_Set exercise_
Copy out every record below exactly as written, but leave out any pictures.

_Entries from a visual dataset_
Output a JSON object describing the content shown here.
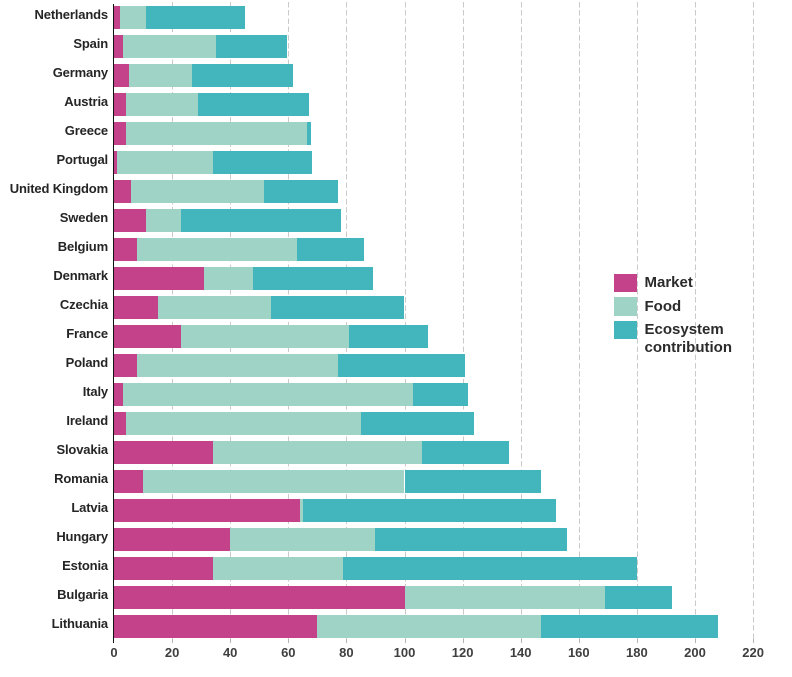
{
  "chart_data": {
    "type": "bar",
    "orientation": "horizontal",
    "stacked": true,
    "title": "",
    "xlabel": "",
    "ylabel": "",
    "categories": [
      "Netherlands",
      "Spain",
      "Germany",
      "Austria",
      "Greece",
      "Portugal",
      "United Kingdom",
      "Sweden",
      "Belgium",
      "Denmark",
      "Czechia",
      "France",
      "Poland",
      "Italy",
      "Ireland",
      "Slovakia",
      "Romania",
      "Latvia",
      "Hungary",
      "Estonia",
      "Bulgaria",
      "Lithuania"
    ],
    "series": [
      {
        "name": "Market",
        "color": "#c4428a",
        "values": [
          2,
          3,
          5,
          4,
          4,
          1,
          6,
          11,
          8,
          31,
          15,
          23,
          8,
          3,
          4,
          34,
          10,
          64,
          40,
          34,
          100,
          70
        ]
      },
      {
        "name": "Food",
        "color": "#9ed3c5",
        "values": [
          9,
          32,
          22,
          25,
          62.5,
          33,
          45.5,
          12,
          55,
          17,
          39,
          58,
          69,
          100,
          81,
          72,
          90,
          1,
          50,
          45,
          69,
          77
        ]
      },
      {
        "name": "Ecosystem contribution",
        "color": "#43b6bd",
        "values": [
          34,
          24.5,
          34.5,
          38,
          1.2,
          34,
          25.5,
          55,
          23,
          41,
          46,
          27,
          44,
          19,
          39,
          30,
          47,
          87,
          66,
          101,
          23,
          61
        ]
      }
    ],
    "xlim": [
      0,
      220
    ],
    "x_ticks": [
      0,
      20,
      40,
      60,
      80,
      100,
      120,
      140,
      160,
      180,
      200,
      220
    ],
    "grid": "vertical dashed gridlines every 20 units",
    "legend_position": "center right"
  },
  "legend": {
    "items": [
      {
        "label": "Market",
        "color": "#c4428a"
      },
      {
        "label": "Food",
        "color": "#9ed3c5"
      },
      {
        "label": "Ecosystem contribution",
        "color": "#43b6bd"
      }
    ]
  },
  "colors": {
    "background": "#ffffff",
    "axis_line": "#111111",
    "gridline": "#c7c7c7",
    "tick_mark": "#a9a9a9",
    "tick_label": "#3f3f3f",
    "category_label": "#252525",
    "legend_text": "#2b2b2b"
  }
}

_Result below_
Output a JSON object describing the content shown here.
{
  "chart_data": {
    "type": "bar",
    "orientation": "horizontal",
    "stacked": true,
    "title": "",
    "xlabel": "",
    "ylabel": "",
    "categories": [
      "Netherlands",
      "Spain",
      "Germany",
      "Austria",
      "Greece",
      "Portugal",
      "United Kingdom",
      "Sweden",
      "Belgium",
      "Denmark",
      "Czechia",
      "France",
      "Poland",
      "Italy",
      "Ireland",
      "Slovakia",
      "Romania",
      "Latvia",
      "Hungary",
      "Estonia",
      "Bulgaria",
      "Lithuania"
    ],
    "series": [
      {
        "name": "Market",
        "color": "#c4428a",
        "values": [
          2,
          3,
          5,
          4,
          4,
          1,
          6,
          11,
          8,
          31,
          15,
          23,
          8,
          3,
          4,
          34,
          10,
          64,
          40,
          34,
          100,
          70
        ]
      },
      {
        "name": "Food",
        "color": "#9ed3c5",
        "values": [
          9,
          32,
          22,
          25,
          62.5,
          33,
          45.5,
          12,
          55,
          17,
          39,
          58,
          69,
          100,
          81,
          72,
          90,
          1,
          50,
          45,
          69,
          77
        ]
      },
      {
        "name": "Ecosystem contribution",
        "color": "#43b6bd",
        "values": [
          34,
          24.5,
          34.5,
          38,
          1.2,
          34,
          25.5,
          55,
          23,
          41,
          46,
          27,
          44,
          19,
          39,
          30,
          47,
          87,
          66,
          101,
          23,
          61
        ]
      }
    ],
    "xlim": [
      0,
      220
    ],
    "x_ticks": [
      0,
      20,
      40,
      60,
      80,
      100,
      120,
      140,
      160,
      180,
      200,
      220
    ],
    "grid": "vertical dashed gridlines every 20 units",
    "legend_position": "center right"
  },
  "legend": {
    "items": [
      {
        "label": "Market",
        "color": "#c4428a"
      },
      {
        "label": "Food",
        "color": "#9ed3c5"
      },
      {
        "label": "Ecosystem contribution",
        "color": "#43b6bd"
      }
    ]
  },
  "colors": {
    "background": "#ffffff",
    "axis_line": "#111111",
    "gridline": "#c7c7c7",
    "tick_mark": "#a9a9a9",
    "tick_label": "#3f3f3f",
    "category_label": "#252525",
    "legend_text": "#2b2b2b"
  }
}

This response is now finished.